• _EXERCISE_: Go through the records and extract every line with the word "from".

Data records
===============
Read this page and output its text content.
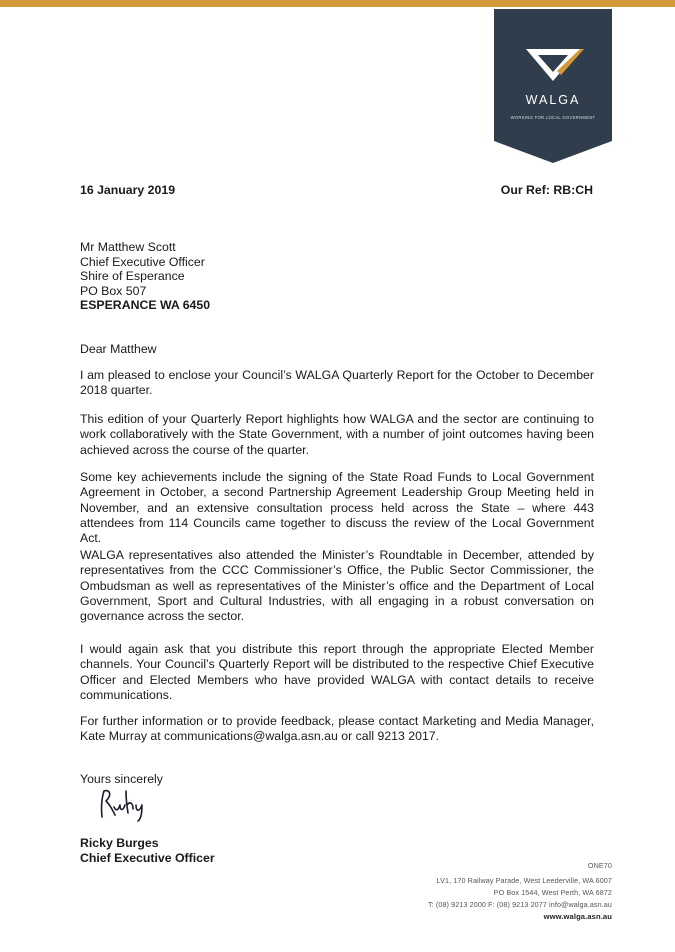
WALGA
WORKING FOR LOCAL GOVERNMENT
16 January 2019	Our Ref: RB:CH
Mr Matthew Scott
Chief Executive Officer
Shire of Esperance
PO Box 507
ESPERANCE WA 6450

Dear Matthew

I am pleased to enclose your Council’s WALGA Quarterly Report for the October to December 2018 quarter.

This edition of your Quarterly Report highlights how WALGA and the sector are continuing to work collaboratively with the State Government, with a number of joint outcomes having been achieved across the course of the quarter.

Some key achievements include the signing of the State Road Funds to Local Government Agreement in October, a second Partnership Agreement Leadership Group Meeting held in November, and an extensive consultation process held across the State – where 443 attendees from 114 Councils came together to discuss the review of the Local Government Act.

WALGA representatives also attended the Minister’s Roundtable in December, attended by representatives from the CCC Commissioner’s Office, the Public Sector Commissioner, the Ombudsman as well as representatives of the Minister’s office and the Department of Local Government, Sport and Cultural Industries, with all engaging in a robust conversation on governance across the sector.

I would again ask that you distribute this report through the appropriate Elected Member channels. Your Council’s Quarterly Report will be distributed to the respective Chief Executive Officer and Elected Members who have provided WALGA with contact details to receive communications.

For further information or to provide feedback, please contact Marketing and Media Manager, Kate Murray at communications@walga.asn.au or call 9213 2017.

Yours sincerely

Ricky Burges
Chief Executive Officer
ONE70
LV1, 170 Railway Parade, West Leederville, WA 6007
PO Box 1544, West Perth, WA 6872
T: (08) 9213 2000 F: (08) 9213 2077 info@walga.asn.au
www.walga.asn.au
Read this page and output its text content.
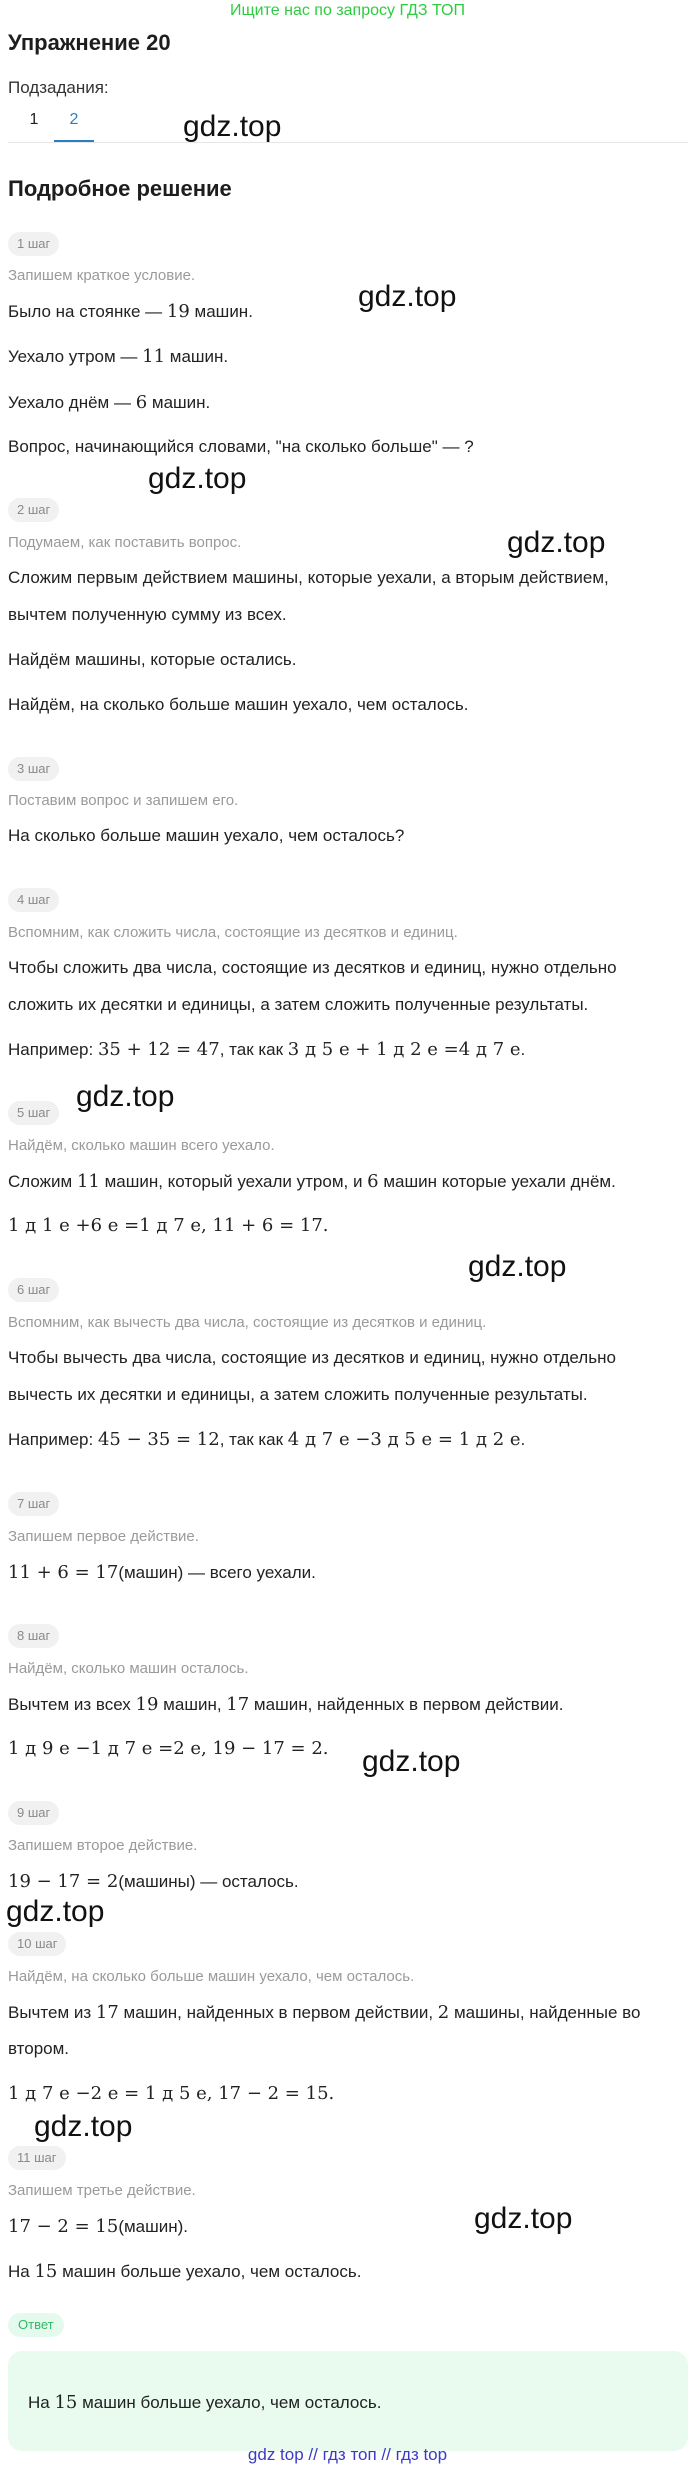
Ищите нас по запросу ГДЗ ТОП
Упражнение 20
Подзадания:
1	2	gdz.top
gdz.top
gdz.top
gdz.top
gdz.top
gdz.top
gdz.top
gdz.top
gdz.top
gdz.top
Подробное решение
1 шаг
Запишем краткое условие.
Было на стоянке — 19 машин.
Уехало утром — 11 машин.
Уехало днём — 6 машин.
Вопрос, начинающийся словами, "на сколько больше" — ?
2 шаг
Подумаем, как поставить вопрос.
Сложим первым действием машины, которые уехали, а вторым действием,
вычтем полученную сумму из всех.
Найдём машины, которые остались.
Найдём, на сколько больше машин уехало, чем осталось.
3 шаг
Поставим вопрос и запишем его.
На сколько больше машин уехало, чем осталось?
4 шаг
Вспомним, как сложить числа, состоящие из десятков и единиц.
Чтобы сложить два числа, состоящие из десятков и единиц, нужно отдельно
сложить их десятки и единицы, а затем сложить полученные результаты.
Например: 35 + 12 = 47, так как 3 д 5 е + 1 д 2 е =4 д 7 е.
5 шаг
Найдём, сколько машин всего уехало.
Сложим 11 машин, который уехали утром, и 6 машин которые уехали днём.
1 д 1 е +6 е =1 д 7 е, 11 + 6 = 17.
6 шаг
Вспомним, как вычесть два числа, состоящие из десятков и единиц.
Чтобы вычесть два числа, состоящие из десятков и единиц, нужно отдельно
вычесть их десятки и единицы, а затем сложить полученные результаты.
Например: 45 − 35 = 12, так как 4 д 7 е −3 д 5 е = 1 д 2 е.
7 шаг
Запишем первое действие.
11 + 6 = 17(машин) — всего уехали.
8 шаг
Найдём, сколько машин осталось.
Вычтем из всех 19 машин, 17 машин, найденных в первом действии.
1 д 9 е −1 д 7 е =2 е, 19 − 17 = 2.
9 шаг
Запишем второе действие.
19 − 17 = 2(машины) — осталось.
10 шаг
Найдём, на сколько больше машин уехало, чем осталось.
Вычтем из 17 машин, найденных в первом действии, 2 машины, найденные во
втором.
1 д 7 е −2 е = 1 д 5 е, 17 − 2 = 15.
11 шаг
Запишем третье действие.
17 − 2 = 15(машин).
На 15 машин больше уехало, чем осталось.
Ответ
На 15 машин больше уехало, чем осталось.
gdz top // гдз топ // гдз top
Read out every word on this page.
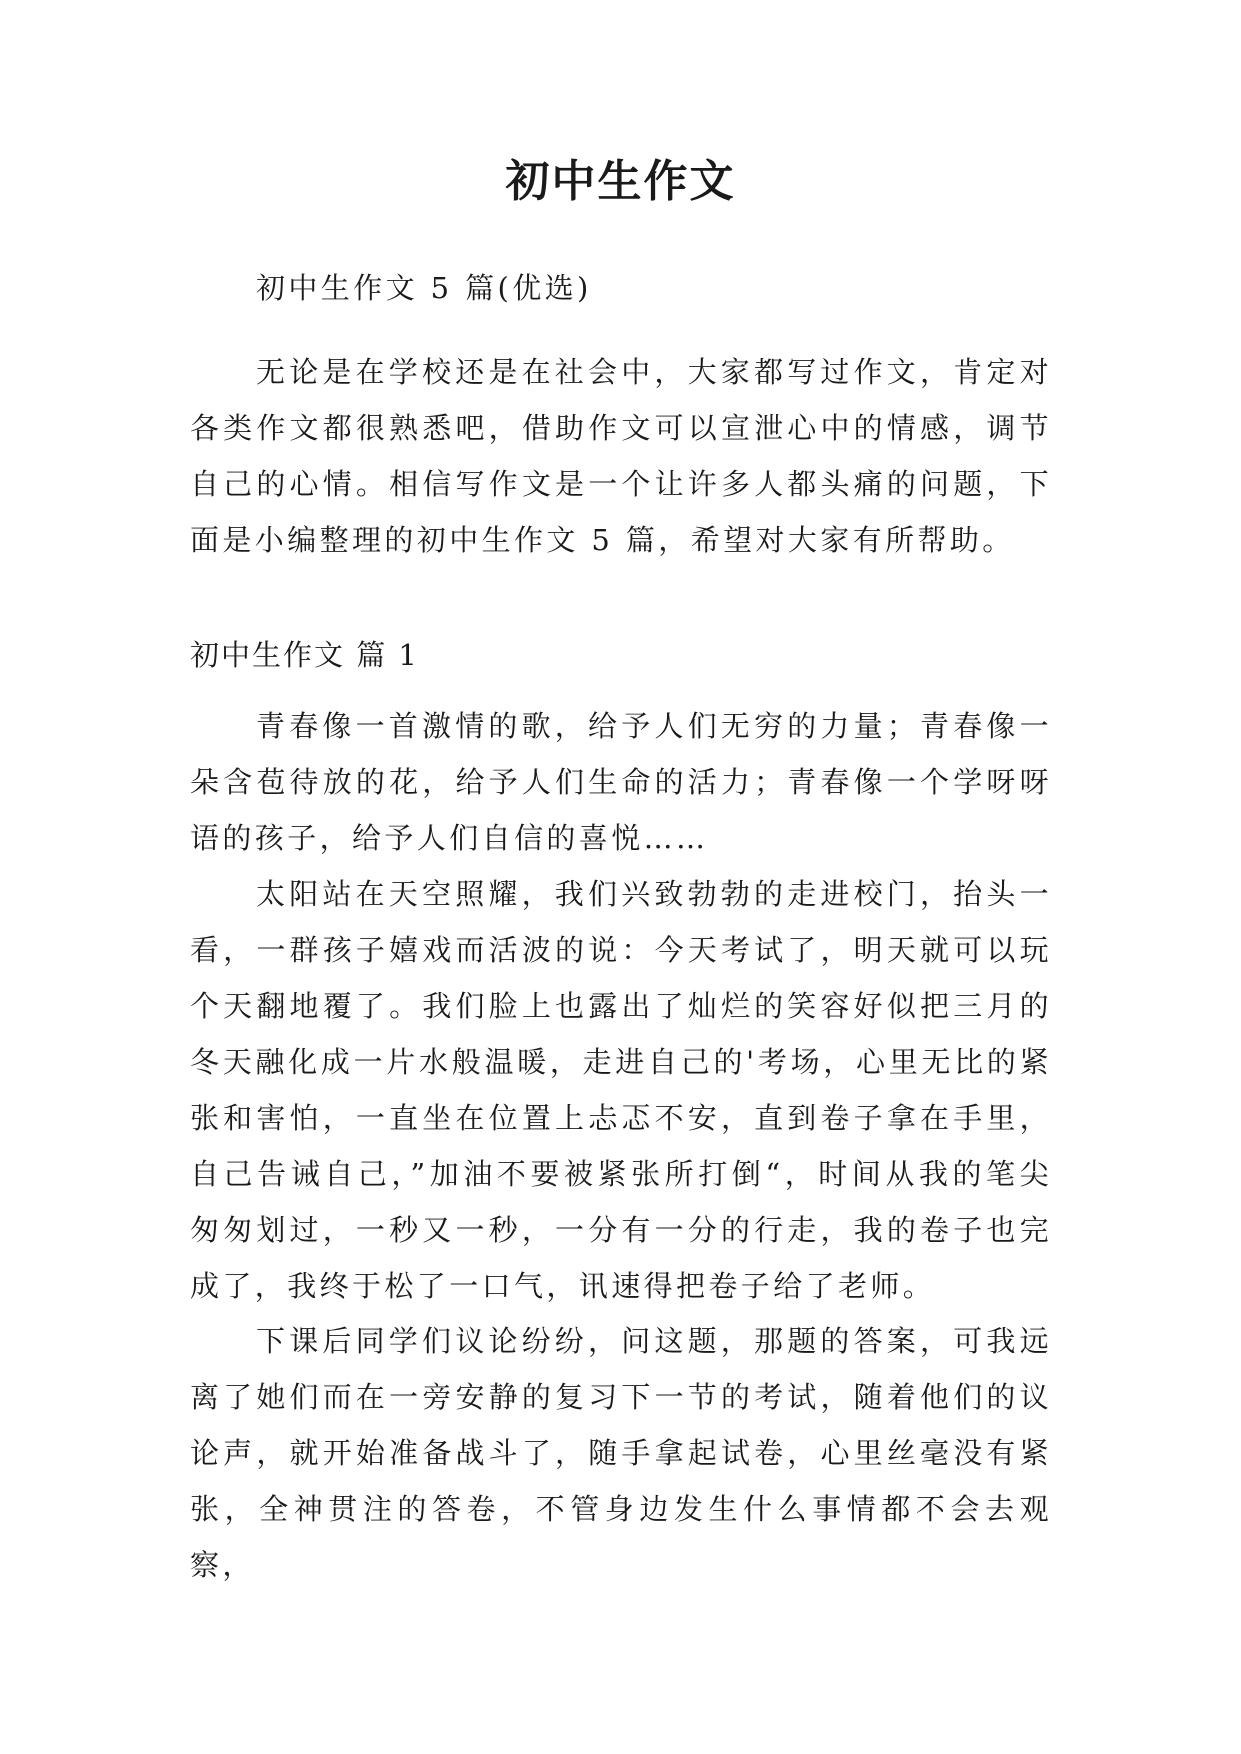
初中生作文

初中生作文 5 篇(优选)

无论是在学校还是在社会中，大家都写过作文，肯定对各类作文都很熟悉吧，借助作文可以宣泄心中的情感，调节自己的心情。相信写作文是一个让许多人都头痛的问题，下面是小编整理的初中生作文 5 篇，希望对大家有所帮助。

初中生作文 篇 1

青春像一首激情的歌，给予人们无穷的力量；青春像一朵含苞待放的花，给予人们生命的活力；青春像一个学呀呀语的孩子，给予人们自信的喜悦……

太阳站在天空照耀，我们兴致勃勃的走进校门，抬头一看，一群孩子嬉戏而活波的说：今天考试了，明天就可以玩个天翻地覆了。我们脸上也露出了灿烂的笑容好似把三月的冬天融化成一片水般温暖，走进自己的'考场，心里无比的紧张和害怕，一直坐在位置上忐忑不安，直到卷子拿在手里，自己告诫自己，”加油不要被紧张所打倒“，时间从我的笔尖匆匆划过，一秒又一秒，一分有一分的行走，我的卷子也完成了，我终于松了一口气，讯速得把卷子给了老师。

下课后同学们议论纷纷，问这题，那题的答案，可我远离了她们而在一旁安静的复习下一节的考试，随着他们的议论声，就开始准备战斗了，随手拿起试卷，心里丝毫没有紧张，全神贯注的答卷，不管身边发生什么事情都不会去观察，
===============
• _SOLUTION TO THE EXERCISE_:
Some key achievements include the signing of the State Road Funds to Local Government Agreement in October, a second Partnership Agreement Leadership Group Meeting held in November, and an extensive consultation process held across the State – where 443 attendees from 114 Councils came together to discuss the review of the Local Government Act.
WALGA representatives also attended the Minister’s Roundtable in December, attended by representatives from the CCC Commissioner’s Office, the Public Sector Commissioner, the Ombudsman as well as representatives of the Minister’s office and the Department of Local Government, Sport and Cultural Industries, with all engaging in a robust conversation on governance across the sector.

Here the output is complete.